Saved data entries:
==*==
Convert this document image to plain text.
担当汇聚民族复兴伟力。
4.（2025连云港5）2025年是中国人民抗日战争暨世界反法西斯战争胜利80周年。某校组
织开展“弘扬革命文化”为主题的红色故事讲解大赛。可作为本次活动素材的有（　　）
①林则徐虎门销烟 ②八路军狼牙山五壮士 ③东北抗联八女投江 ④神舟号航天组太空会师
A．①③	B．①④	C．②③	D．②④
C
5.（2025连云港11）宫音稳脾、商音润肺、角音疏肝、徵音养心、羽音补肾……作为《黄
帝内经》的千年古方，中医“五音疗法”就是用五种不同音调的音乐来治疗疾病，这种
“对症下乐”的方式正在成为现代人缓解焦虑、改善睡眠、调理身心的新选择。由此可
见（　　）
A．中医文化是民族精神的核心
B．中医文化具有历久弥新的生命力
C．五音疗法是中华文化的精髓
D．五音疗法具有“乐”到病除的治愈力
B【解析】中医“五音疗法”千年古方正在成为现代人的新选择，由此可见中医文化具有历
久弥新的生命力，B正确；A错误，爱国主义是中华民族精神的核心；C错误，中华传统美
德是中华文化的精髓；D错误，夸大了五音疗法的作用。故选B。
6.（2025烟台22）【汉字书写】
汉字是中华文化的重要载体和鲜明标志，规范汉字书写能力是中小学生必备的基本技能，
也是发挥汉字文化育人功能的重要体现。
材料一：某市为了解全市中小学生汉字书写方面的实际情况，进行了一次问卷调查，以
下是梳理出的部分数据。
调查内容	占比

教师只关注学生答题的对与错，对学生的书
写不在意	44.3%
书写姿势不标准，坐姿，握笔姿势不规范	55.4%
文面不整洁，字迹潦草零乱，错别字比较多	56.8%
==*==
What the task asks >> Return every line of the material exactly.

Answer below >>
Convert this document image to plain text.
担当汇聚民族复兴伟力。
4.（2025连云港5）2025年是中国人民抗日战争暨世界反法西斯战争胜利80周年。某校组
织开展“弘扬革命文化”为主题的红色故事讲解大赛。可作为本次活动素材的有（　　）
①林则徐虎门销烟 ②八路军狼牙山五壮士 ③东北抗联八女投江 ④神舟号航天组太空会师
A．①③	B．①④	C．②③	D．②④
C
5.（2025连云港11）宫音稳脾、商音润肺、角音疏肝、徵音养心、羽音补肾……作为《黄
帝内经》的千年古方，中医“五音疗法”就是用五种不同音调的音乐来治疗疾病，这种
“对症下乐”的方式正在成为现代人缓解焦虑、改善睡眠、调理身心的新选择。由此可
见（　　）
A．中医文化是民族精神的核心
B．中医文化具有历久弥新的生命力
C．五音疗法是中华文化的精髓
D．五音疗法具有“乐”到病除的治愈力
B【解析】中医“五音疗法”千年古方正在成为现代人的新选择，由此可见中医文化具有历
久弥新的生命力，B正确；A错误，爱国主义是中华民族精神的核心；C错误，中华传统美
德是中华文化的精髓；D错误，夸大了五音疗法的作用。故选B。
6.（2025烟台22）【汉字书写】
汉字是中华文化的重要载体和鲜明标志，规范汉字书写能力是中小学生必备的基本技能，
也是发挥汉字文化育人功能的重要体现。
材料一：某市为了解全市中小学生汉字书写方面的实际情况，进行了一次问卷调查，以
下是梳理出的部分数据。
调查内容	占比

教师只关注学生答题的对与错，对学生的书
写不在意	44.3%
书写姿势不标准，坐姿，握笔姿势不规范	55.4%
文面不整洁，字迹潦草零乱，错别字比较多	56.8%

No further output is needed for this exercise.